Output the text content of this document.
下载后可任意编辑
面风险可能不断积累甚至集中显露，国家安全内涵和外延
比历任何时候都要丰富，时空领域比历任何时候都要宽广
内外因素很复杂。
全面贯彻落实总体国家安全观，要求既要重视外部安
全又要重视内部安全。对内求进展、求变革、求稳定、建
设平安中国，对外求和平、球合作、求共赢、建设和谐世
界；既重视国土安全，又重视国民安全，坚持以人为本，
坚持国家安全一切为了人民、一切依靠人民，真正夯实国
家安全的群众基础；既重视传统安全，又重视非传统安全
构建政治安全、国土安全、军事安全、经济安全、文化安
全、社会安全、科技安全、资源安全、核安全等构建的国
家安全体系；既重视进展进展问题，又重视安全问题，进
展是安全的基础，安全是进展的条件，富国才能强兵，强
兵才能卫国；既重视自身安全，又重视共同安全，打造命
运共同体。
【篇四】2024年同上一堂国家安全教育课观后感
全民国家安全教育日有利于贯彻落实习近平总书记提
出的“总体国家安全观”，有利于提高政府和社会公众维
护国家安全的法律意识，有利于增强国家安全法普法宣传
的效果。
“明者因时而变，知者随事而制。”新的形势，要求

==

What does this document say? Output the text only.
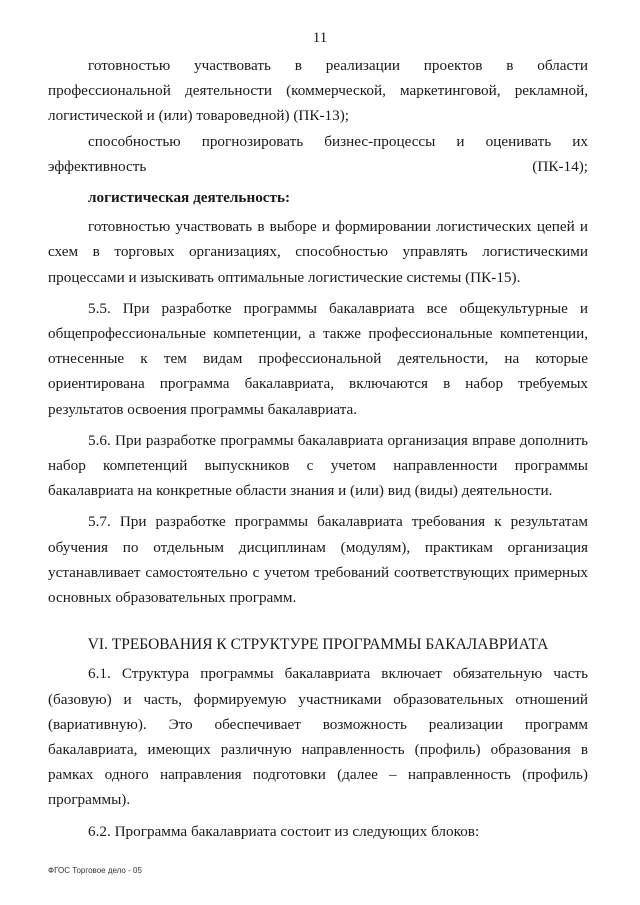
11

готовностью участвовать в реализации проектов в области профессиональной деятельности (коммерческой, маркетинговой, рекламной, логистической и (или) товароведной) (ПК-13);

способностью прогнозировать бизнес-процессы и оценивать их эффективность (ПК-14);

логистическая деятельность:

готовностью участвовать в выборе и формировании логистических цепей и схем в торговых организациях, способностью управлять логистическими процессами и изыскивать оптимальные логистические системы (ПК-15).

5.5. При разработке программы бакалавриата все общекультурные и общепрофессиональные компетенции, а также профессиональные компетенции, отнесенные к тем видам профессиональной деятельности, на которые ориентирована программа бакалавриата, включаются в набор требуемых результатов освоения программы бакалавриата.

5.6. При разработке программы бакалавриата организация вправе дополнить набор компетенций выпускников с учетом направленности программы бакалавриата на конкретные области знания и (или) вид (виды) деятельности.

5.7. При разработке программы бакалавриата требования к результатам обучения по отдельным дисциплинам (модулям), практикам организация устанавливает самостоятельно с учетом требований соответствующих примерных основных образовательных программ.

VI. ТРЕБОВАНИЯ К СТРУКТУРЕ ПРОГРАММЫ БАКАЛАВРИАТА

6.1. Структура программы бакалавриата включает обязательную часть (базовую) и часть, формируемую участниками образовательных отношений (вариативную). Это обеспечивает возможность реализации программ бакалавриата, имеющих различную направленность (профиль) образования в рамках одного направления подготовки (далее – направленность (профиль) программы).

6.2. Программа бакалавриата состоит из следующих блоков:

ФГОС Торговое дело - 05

■ What is required:
Which lines hold the string "реализации"? Copy all of them from the data above.

■ Written solution:
готовностью участвовать в реализации проектов в области профессиональной деятельности (коммерческой, маркетинговой, рекламной, логистической и (или) товароведной) (ПК-13);
6.1. Структура программы бакалавриата включает обязательную часть (базовую) и часть, формируемую участниками образовательных отношений (вариативную). Это обеспечивает возможность реализации программ бакалавриата, имеющих различную направленность (профиль) образования в рамках одного направления подготовки (далее – направленность (профиль) программы).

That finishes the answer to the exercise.